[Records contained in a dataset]

□ □ □ □

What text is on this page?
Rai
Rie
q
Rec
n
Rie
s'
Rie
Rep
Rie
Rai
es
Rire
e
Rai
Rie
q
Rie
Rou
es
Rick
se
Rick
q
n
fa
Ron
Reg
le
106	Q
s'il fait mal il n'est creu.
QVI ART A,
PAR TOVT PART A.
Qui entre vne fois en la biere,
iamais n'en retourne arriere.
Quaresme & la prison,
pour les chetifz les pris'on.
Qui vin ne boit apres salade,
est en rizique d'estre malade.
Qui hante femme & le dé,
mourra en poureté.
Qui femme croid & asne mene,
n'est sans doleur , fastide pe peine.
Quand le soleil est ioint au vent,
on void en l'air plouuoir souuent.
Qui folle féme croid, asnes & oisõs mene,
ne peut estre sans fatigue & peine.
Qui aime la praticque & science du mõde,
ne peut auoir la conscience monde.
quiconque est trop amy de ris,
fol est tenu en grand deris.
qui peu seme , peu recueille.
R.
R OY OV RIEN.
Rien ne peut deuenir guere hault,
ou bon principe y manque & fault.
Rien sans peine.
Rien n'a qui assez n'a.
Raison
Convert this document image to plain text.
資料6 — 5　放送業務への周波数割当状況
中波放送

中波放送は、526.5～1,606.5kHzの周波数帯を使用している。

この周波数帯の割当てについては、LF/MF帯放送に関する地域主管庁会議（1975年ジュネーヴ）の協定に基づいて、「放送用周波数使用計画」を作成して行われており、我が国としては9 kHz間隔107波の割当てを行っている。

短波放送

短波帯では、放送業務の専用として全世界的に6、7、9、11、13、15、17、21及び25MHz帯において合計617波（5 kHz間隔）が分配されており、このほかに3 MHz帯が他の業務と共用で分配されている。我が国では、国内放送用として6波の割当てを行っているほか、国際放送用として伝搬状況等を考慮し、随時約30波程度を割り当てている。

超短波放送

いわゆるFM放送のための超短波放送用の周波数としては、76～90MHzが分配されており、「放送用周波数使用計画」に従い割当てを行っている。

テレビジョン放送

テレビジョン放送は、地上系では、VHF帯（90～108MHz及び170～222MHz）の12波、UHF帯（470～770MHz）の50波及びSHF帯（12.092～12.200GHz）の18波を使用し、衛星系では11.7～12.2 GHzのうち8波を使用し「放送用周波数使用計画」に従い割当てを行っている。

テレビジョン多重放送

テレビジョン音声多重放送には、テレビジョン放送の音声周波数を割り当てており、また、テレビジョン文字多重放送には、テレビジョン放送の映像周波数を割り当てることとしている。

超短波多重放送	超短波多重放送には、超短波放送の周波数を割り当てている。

□ □ □ □

PROBLEM REQUIREMENTS >>
Locate all lines that include the word "estre" and copy them out.

SOLUTION FOR THIS EXERCISE >>
est en rizique d'estre malade.
ne peut estre sans fatigue & peine.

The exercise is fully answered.